> _Instruction_
Below are some records; return each one exactly.

> _Lines of data_
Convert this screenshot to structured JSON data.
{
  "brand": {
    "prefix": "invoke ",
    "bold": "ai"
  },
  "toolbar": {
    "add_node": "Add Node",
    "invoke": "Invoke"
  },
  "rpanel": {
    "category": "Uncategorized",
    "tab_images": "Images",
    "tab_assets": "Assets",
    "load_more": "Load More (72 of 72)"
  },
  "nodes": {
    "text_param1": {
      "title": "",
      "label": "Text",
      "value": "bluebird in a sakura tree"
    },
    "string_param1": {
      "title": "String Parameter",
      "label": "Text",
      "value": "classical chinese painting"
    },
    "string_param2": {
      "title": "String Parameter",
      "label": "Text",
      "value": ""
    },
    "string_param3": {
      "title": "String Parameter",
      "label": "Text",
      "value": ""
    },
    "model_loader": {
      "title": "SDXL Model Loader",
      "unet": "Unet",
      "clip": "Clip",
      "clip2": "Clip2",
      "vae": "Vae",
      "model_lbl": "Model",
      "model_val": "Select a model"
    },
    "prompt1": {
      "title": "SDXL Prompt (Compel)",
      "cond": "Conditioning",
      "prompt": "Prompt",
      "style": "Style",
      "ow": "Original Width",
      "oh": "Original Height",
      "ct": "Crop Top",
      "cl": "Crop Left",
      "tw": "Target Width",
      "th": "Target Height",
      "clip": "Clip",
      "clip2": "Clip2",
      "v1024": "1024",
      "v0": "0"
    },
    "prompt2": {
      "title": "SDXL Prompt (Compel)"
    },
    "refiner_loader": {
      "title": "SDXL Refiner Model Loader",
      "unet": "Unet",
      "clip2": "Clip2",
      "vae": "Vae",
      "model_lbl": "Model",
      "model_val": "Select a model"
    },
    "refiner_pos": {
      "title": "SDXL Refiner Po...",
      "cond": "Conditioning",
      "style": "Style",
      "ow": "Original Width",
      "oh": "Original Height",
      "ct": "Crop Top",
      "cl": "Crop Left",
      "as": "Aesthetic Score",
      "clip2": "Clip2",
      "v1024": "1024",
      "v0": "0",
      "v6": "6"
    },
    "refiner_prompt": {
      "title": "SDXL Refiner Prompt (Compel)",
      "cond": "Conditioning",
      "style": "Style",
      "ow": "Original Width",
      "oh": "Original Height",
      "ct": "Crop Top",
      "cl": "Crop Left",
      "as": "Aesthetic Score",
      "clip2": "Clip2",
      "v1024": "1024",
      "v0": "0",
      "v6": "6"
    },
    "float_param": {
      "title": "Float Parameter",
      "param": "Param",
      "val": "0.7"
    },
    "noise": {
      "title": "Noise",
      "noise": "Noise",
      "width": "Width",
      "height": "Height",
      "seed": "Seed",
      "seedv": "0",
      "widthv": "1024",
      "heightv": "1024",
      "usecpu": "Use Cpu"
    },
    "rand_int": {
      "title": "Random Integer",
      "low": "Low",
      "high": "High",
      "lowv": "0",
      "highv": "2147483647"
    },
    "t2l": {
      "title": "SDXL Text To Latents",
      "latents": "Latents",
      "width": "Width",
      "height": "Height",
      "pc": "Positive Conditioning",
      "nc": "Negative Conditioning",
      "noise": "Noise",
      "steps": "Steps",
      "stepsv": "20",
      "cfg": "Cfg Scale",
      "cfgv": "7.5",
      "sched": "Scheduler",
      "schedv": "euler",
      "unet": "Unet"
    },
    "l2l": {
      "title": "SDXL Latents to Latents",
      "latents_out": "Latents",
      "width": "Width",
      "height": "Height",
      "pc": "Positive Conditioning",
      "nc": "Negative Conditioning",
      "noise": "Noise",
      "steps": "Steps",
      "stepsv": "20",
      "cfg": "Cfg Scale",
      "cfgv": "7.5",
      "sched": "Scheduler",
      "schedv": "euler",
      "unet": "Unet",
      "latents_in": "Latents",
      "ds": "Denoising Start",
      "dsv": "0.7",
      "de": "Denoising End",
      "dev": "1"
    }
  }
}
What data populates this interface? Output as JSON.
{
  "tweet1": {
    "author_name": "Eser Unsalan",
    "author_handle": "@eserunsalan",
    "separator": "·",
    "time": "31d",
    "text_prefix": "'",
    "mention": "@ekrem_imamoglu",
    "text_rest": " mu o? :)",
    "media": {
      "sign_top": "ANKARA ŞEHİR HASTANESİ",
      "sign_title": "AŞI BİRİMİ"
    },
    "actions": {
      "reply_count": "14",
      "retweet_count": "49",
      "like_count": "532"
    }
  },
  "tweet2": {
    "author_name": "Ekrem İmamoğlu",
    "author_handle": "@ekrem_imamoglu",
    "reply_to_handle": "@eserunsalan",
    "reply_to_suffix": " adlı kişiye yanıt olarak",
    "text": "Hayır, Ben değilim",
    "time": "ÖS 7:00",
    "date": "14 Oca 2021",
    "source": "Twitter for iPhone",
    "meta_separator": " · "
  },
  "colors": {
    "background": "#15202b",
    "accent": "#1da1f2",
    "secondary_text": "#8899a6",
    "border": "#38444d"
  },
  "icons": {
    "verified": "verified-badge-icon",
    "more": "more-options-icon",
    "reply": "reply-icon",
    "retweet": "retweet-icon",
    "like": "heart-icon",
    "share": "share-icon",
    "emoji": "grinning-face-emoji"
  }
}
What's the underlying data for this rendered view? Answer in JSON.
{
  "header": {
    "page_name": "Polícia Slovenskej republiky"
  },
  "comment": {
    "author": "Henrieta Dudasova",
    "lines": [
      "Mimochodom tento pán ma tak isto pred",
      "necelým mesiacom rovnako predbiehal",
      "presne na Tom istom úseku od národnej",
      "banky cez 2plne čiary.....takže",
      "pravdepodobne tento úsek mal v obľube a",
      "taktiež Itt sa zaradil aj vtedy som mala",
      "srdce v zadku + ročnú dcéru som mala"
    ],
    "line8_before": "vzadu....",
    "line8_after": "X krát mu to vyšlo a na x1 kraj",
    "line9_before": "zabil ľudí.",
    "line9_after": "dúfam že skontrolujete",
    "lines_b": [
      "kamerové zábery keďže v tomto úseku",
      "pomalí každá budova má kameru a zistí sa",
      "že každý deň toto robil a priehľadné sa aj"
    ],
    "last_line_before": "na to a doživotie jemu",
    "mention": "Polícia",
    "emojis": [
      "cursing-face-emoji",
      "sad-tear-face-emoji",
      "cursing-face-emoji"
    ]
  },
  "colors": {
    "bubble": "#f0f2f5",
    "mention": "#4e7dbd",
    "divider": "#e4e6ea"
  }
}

> _Result of this task_
Convert this screenshot to structured JSON data.
{
  "brand": {
    "prefix": "invoke ",
    "bold": "ai"
  },
  "toolbar": {
    "add_node": "Add Node",
    "invoke": "Invoke"
  },
  "rpanel": {
    "category": "Uncategorized",
    "tab_images": "Images",
    "tab_assets": "Assets",
    "load_more": "Load More (72 of 72)"
  },
  "nodes": {
    "text_param1": {
      "title": "",
      "label": "Text",
      "value": "bluebird in a sakura tree"
    },
    "string_param1": {
      "title": "String Parameter",
      "label": "Text",
      "value": "classical chinese painting"
    },
    "string_param2": {
      "title": "String Parameter",
      "label": "Text",
      "value": ""
    },
    "string_param3": {
      "title": "String Parameter",
      "label": "Text",
      "value": ""
    },
    "model_loader": {
      "title": "SDXL Model Loader",
      "unet": "Unet",
      "clip": "Clip",
      "clip2": "Clip2",
      "vae": "Vae",
      "model_lbl": "Model",
      "model_val": "Select a model"
    },
    "prompt1": {
      "title": "SDXL Prompt (Compel)",
      "cond": "Conditioning",
      "prompt": "Prompt",
      "style": "Style",
      "ow": "Original Width",
      "oh": "Original Height",
      "ct": "Crop Top",
      "cl": "Crop Left",
      "tw": "Target Width",
      "th": "Target Height",
      "clip": "Clip",
      "clip2": "Clip2",
      "v1024": "1024",
      "v0": "0"
    },
    "prompt2": {
      "title": "SDXL Prompt (Compel)"
    },
    "refiner_loader": {
      "title": "SDXL Refiner Model Loader",
      "unet": "Unet",
      "clip2": "Clip2",
      "vae": "Vae",
      "model_lbl": "Model",
      "model_val": "Select a model"
    },
    "refiner_pos": {
      "title": "SDXL Refiner Po...",
      "cond": "Conditioning",
      "style": "Style",
      "ow": "Original Width",
      "oh": "Original Height",
      "ct": "Crop Top",
      "cl": "Crop Left",
      "as": "Aesthetic Score",
      "clip2": "Clip2",
      "v1024": "1024",
      "v0": "0",
      "v6": "6"
    },
    "refiner_prompt": {
      "title": "SDXL Refiner Prompt (Compel)",
      "cond": "Conditioning",
      "style": "Style",
      "ow": "Original Width",
      "oh": "Original Height",
      "ct": "Crop Top",
      "cl": "Crop Left",
      "as": "Aesthetic Score",
      "clip2": "Clip2",
      "v1024": "1024",
      "v0": "0",
      "v6": "6"
    },
    "float_param": {
      "title": "Float Parameter",
      "param": "Param",
      "val": "0.7"
    },
    "noise": {
      "title": "Noise",
      "noise": "Noise",
      "width": "Width",
      "height": "Height",
      "seed": "Seed",
      "seedv": "0",
      "widthv": "1024",
      "heightv": "1024",
      "usecpu": "Use Cpu"
    },
    "rand_int": {
      "title": "Random Integer",
      "low": "Low",
      "high": "High",
      "lowv": "0",
      "highv": "2147483647"
    },
    "t2l": {
      "title": "SDXL Text To Latents",
      "latents": "Latents",
      "width": "Width",
      "height": "Height",
      "pc": "Positive Conditioning",
      "nc": "Negative Conditioning",
      "noise": "Noise",
      "steps": "Steps",
      "stepsv": "20",
      "cfg": "Cfg Scale",
      "cfgv": "7.5",
      "sched": "Scheduler",
      "schedv": "euler",
      "unet": "Unet"
    },
    "l2l": {
      "title": "SDXL Latents to Latents",
      "latents_out": "Latents",
      "width": "Width",
      "height": "Height",
      "pc": "Positive Conditioning",
      "nc": "Negative Conditioning",
      "noise": "Noise",
      "steps": "Steps",
      "stepsv": "20",
      "cfg": "Cfg Scale",
      "cfgv": "7.5",
      "sched": "Scheduler",
      "schedv": "euler",
      "unet": "Unet",
      "latents_in": "Latents",
      "ds": "Denoising Start",
      "dsv": "0.7",
      "de": "Denoising End",
      "dev": "1"
    }
  }
}
What data populates this interface? Output as JSON.
{
  "tweet1": {
    "author_name": "Eser Unsalan",
    "author_handle": "@eserunsalan",
    "separator": "·",
    "time": "31d",
    "text_prefix": "'",
    "mention": "@ekrem_imamoglu",
    "text_rest": " mu o? :)",
    "media": {
      "sign_top": "ANKARA ŞEHİR HASTANESİ",
      "sign_title": "AŞI BİRİMİ"
    },
    "actions": {
      "reply_count": "14",
      "retweet_count": "49",
      "like_count": "532"
    }
  },
  "tweet2": {
    "author_name": "Ekrem İmamoğlu",
    "author_handle": "@ekrem_imamoglu",
    "reply_to_handle": "@eserunsalan",
    "reply_to_suffix": " adlı kişiye yanıt olarak",
    "text": "Hayır, Ben değilim",
    "time": "ÖS 7:00",
    "date": "14 Oca 2021",
    "source": "Twitter for iPhone",
    "meta_separator": " · "
  },
  "colors": {
    "background": "#15202b",
    "accent": "#1da1f2",
    "secondary_text": "#8899a6",
    "border": "#38444d"
  },
  "icons": {
    "verified": "verified-badge-icon",
    "more": "more-options-icon",
    "reply": "reply-icon",
    "retweet": "retweet-icon",
    "like": "heart-icon",
    "share": "share-icon",
    "emoji": "grinning-face-emoji"
  }
}
What's the underlying data for this rendered view? Answer in JSON.
{
  "header": {
    "page_name": "Polícia Slovenskej republiky"
  },
  "comment": {
    "author": "Henrieta Dudasova",
    "lines": [
      "Mimochodom tento pán ma tak isto pred",
      "necelým mesiacom rovnako predbiehal",
      "presne na Tom istom úseku od národnej",
      "banky cez 2plne čiary.....takže",
      "pravdepodobne tento úsek mal v obľube a",
      "taktiež Itt sa zaradil aj vtedy som mala",
      "srdce v zadku + ročnú dcéru som mala"
    ],
    "line8_before": "vzadu....",
    "line8_after": "X krát mu to vyšlo a na x1 kraj",
    "line9_before": "zabil ľudí.",
    "line9_after": "dúfam že skontrolujete",
    "lines_b": [
      "kamerové zábery keďže v tomto úseku",
      "pomalí každá budova má kameru a zistí sa",
      "že každý deň toto robil a priehľadné sa aj"
    ],
    "last_line_before": "na to a doživotie jemu",
    "mention": "Polícia",
    "emojis": [
      "cursing-face-emoji",
      "sad-tear-face-emoji",
      "cursing-face-emoji"
    ]
  },
  "colors": {
    "bubble": "#f0f2f5",
    "mention": "#4e7dbd",
    "divider": "#e4e6ea"
  }
}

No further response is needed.